Begin EXCERPTED RECORDS
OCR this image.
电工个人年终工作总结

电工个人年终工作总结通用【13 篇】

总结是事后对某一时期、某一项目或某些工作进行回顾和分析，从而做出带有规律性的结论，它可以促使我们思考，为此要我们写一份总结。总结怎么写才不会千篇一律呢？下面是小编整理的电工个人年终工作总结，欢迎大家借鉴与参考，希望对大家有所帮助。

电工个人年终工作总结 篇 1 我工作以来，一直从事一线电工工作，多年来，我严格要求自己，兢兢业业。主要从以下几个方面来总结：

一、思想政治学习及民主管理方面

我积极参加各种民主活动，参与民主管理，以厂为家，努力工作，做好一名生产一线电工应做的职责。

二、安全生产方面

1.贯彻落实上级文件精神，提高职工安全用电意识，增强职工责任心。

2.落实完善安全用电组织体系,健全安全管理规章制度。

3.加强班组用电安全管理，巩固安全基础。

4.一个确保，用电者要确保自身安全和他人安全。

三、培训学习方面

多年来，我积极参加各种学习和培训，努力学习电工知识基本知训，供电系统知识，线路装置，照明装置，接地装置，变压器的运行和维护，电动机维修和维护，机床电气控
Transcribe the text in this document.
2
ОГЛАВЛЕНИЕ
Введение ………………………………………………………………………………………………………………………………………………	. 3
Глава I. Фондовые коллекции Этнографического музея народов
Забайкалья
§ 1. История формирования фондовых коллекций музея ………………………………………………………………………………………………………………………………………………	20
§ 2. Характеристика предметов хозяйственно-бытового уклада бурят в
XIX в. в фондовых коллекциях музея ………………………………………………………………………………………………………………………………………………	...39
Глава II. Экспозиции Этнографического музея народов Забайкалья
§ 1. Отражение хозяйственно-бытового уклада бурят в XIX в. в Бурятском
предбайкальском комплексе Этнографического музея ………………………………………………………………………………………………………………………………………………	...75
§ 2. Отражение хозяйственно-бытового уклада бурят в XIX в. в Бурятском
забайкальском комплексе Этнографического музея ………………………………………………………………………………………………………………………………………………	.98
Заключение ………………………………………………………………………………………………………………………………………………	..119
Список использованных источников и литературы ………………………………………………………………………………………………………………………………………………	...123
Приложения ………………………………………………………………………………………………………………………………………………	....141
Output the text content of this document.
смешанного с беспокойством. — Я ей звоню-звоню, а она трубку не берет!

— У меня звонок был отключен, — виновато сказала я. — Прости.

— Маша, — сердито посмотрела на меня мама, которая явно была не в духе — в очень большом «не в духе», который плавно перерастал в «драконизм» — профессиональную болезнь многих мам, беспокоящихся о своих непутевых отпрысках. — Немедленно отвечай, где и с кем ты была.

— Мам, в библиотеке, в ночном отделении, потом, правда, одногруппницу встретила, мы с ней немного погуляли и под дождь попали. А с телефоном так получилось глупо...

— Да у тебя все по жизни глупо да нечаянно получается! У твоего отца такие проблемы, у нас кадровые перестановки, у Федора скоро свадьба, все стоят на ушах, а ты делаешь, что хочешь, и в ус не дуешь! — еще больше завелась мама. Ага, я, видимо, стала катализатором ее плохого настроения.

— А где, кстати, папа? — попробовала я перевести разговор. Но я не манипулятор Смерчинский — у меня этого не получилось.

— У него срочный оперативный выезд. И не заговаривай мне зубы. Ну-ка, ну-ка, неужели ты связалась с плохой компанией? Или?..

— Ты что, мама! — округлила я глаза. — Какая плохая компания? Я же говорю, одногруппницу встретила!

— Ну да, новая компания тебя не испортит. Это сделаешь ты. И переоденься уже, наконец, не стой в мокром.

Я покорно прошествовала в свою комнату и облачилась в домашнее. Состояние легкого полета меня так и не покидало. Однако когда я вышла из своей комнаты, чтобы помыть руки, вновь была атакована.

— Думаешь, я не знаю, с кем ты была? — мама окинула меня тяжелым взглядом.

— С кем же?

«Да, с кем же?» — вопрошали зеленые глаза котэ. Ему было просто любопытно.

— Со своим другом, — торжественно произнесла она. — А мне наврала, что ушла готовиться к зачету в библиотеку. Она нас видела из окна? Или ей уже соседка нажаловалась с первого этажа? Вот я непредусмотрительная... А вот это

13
End EXCERPTED RECORDS
SHORT EXERCISE
Write out the entries in full, exactly as given.

ANSWER TO THE PROBLEM
OCR this image.
电工个人年终工作总结

电工个人年终工作总结通用【13 篇】

总结是事后对某一时期、某一项目或某些工作进行回顾和分析，从而做出带有规律性的结论，它可以促使我们思考，为此要我们写一份总结。总结怎么写才不会千篇一律呢？下面是小编整理的电工个人年终工作总结，欢迎大家借鉴与参考，希望对大家有所帮助。

电工个人年终工作总结 篇 1 我工作以来，一直从事一线电工工作，多年来，我严格要求自己，兢兢业业。主要从以下几个方面来总结：

一、思想政治学习及民主管理方面

我积极参加各种民主活动，参与民主管理，以厂为家，努力工作，做好一名生产一线电工应做的职责。

二、安全生产方面

1.贯彻落实上级文件精神，提高职工安全用电意识，增强职工责任心。

2.落实完善安全用电组织体系,健全安全管理规章制度。

3.加强班组用电安全管理，巩固安全基础。

4.一个确保，用电者要确保自身安全和他人安全。

三、培训学习方面

多年来，我积极参加各种学习和培训，努力学习电工知识基本知训，供电系统知识，线路装置，照明装置，接地装置，变压器的运行和维护，电动机维修和维护，机床电气控
Transcribe the text in this document.
2
ОГЛАВЛЕНИЕ
Введение ………………………………………………………………………………………………………………………………………………	. 3
Глава I. Фондовые коллекции Этнографического музея народов
Забайкалья
§ 1. История формирования фондовых коллекций музея ………………………………………………………………………………………………………………………………………………	20
§ 2. Характеристика предметов хозяйственно-бытового уклада бурят в
XIX в. в фондовых коллекциях музея ………………………………………………………………………………………………………………………………………………	...39
Глава II. Экспозиции Этнографического музея народов Забайкалья
§ 1. Отражение хозяйственно-бытового уклада бурят в XIX в. в Бурятском
предбайкальском комплексе Этнографического музея ………………………………………………………………………………………………………………………………………………	...75
§ 2. Отражение хозяйственно-бытового уклада бурят в XIX в. в Бурятском
забайкальском комплексе Этнографического музея ………………………………………………………………………………………………………………………………………………	.98
Заключение ………………………………………………………………………………………………………………………………………………	..119
Список использованных источников и литературы ………………………………………………………………………………………………………………………………………………	...123
Приложения ………………………………………………………………………………………………………………………………………………	....141
Output the text content of this document.
смешанного с беспокойством. — Я ей звоню-звоню, а она трубку не берет!

— У меня звонок был отключен, — виновато сказала я. — Прости.

— Маша, — сердито посмотрела на меня мама, которая явно была не в духе — в очень большом «не в духе», который плавно перерастал в «драконизм» — профессиональную болезнь многих мам, беспокоящихся о своих непутевых отпрысках. — Немедленно отвечай, где и с кем ты была.

— Мам, в библиотеке, в ночном отделении, потом, правда, одногруппницу встретила, мы с ней немного погуляли и под дождь попали. А с телефоном так получилось глупо...

— Да у тебя все по жизни глупо да нечаянно получается! У твоего отца такие проблемы, у нас кадровые перестановки, у Федора скоро свадьба, все стоят на ушах, а ты делаешь, что хочешь, и в ус не дуешь! — еще больше завелась мама. Ага, я, видимо, стала катализатором ее плохого настроения.

— А где, кстати, папа? — попробовала я перевести разговор. Но я не манипулятор Смерчинский — у меня этого не получилось.

— У него срочный оперативный выезд. И не заговаривай мне зубы. Ну-ка, ну-ка, неужели ты связалась с плохой компанией? Или?..

— Ты что, мама! — округлила я глаза. — Какая плохая компания? Я же говорю, одногруппницу встретила!

— Ну да, новая компания тебя не испортит. Это сделаешь ты. И переоденься уже, наконец, не стой в мокром.

Я покорно прошествовала в свою комнату и облачилась в домашнее. Состояние легкого полета меня так и не покидало. Однако когда я вышла из своей комнаты, чтобы помыть руки, вновь была атакована.

— Думаешь, я не знаю, с кем ты была? — мама окинула меня тяжелым взглядом.

— С кем же?

«Да, с кем же?» — вопрошали зеленые глаза котэ. Ему было просто любопытно.

— Со своим другом, — торжественно произнесла она. — А мне наврала, что ушла готовиться к зачету в библиотеку. Она нас видела из окна? Или ей уже соседка нажаловалась с первого этажа? Вот я непредусмотрительная... А вот это

13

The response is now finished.